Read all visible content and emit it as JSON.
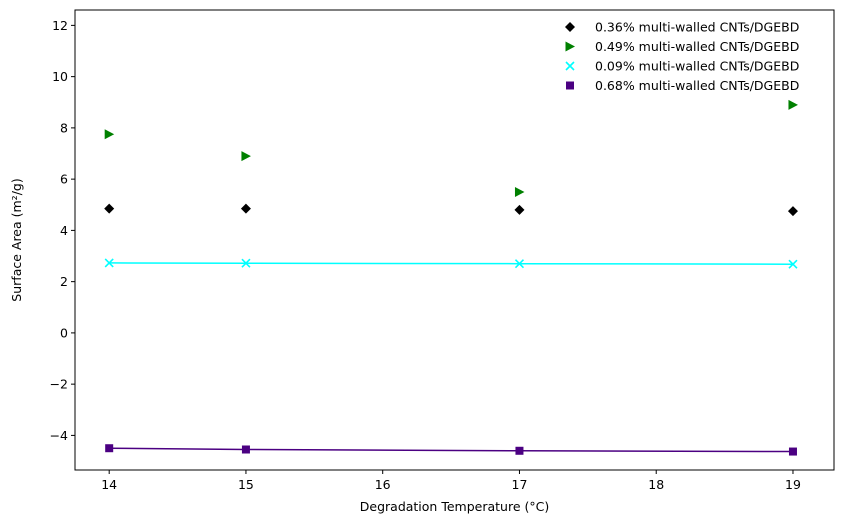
{
  "chart_data": {
    "type": "scatter",
    "xlabel": "Degradation Temperature (°C)",
    "ylabel": "Surface Area (m²/g)",
    "xlim": [
      13.75,
      19.3
    ],
    "ylim": [
      -5.35,
      12.6
    ],
    "xticks": [
      14,
      15,
      16,
      17,
      18,
      19
    ],
    "yticks": [
      -4,
      -2,
      0,
      2,
      4,
      6,
      8,
      10,
      12
    ],
    "legend_position": "top-right",
    "grid": false,
    "series": [
      {
        "name": "0.36% multi-walled CNTs/DGEBD",
        "marker": "diamond",
        "color": "#000000",
        "line": false,
        "x": [
          14,
          15,
          17,
          19
        ],
        "y": [
          4.85,
          4.85,
          4.8,
          4.75
        ]
      },
      {
        "name": "0.49% multi-walled CNTs/DGEBD",
        "marker": "triangle-right",
        "color": "#008000",
        "line": false,
        "x": [
          14,
          15,
          17,
          19
        ],
        "y": [
          7.75,
          6.9,
          5.5,
          8.9
        ]
      },
      {
        "name": "0.09% multi-walled CNTs/DGEBD",
        "marker": "x",
        "color": "#00ffff",
        "line": true,
        "x": [
          14,
          15,
          17,
          19
        ],
        "y": [
          2.73,
          2.72,
          2.7,
          2.68
        ]
      },
      {
        "name": "0.68% multi-walled CNTs/DGEBD",
        "marker": "square",
        "color": "#4b0082",
        "line": true,
        "x": [
          14,
          15,
          17,
          19
        ],
        "y": [
          -4.5,
          -4.55,
          -4.6,
          -4.63
        ]
      }
    ]
  }
}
==========
• AIM OF THE TASK: Return each line in the records that holds the string "CNTs".

• WORKED ANSWER:
        "name": "0.36% multi-walled CNTs/DGEBD",
        "name": "0.49% multi-walled CNTs/DGEBD",
        "name": "0.09% multi-walled CNTs/DGEBD",
        "name": "0.68% multi-walled CNTs/DGEBD",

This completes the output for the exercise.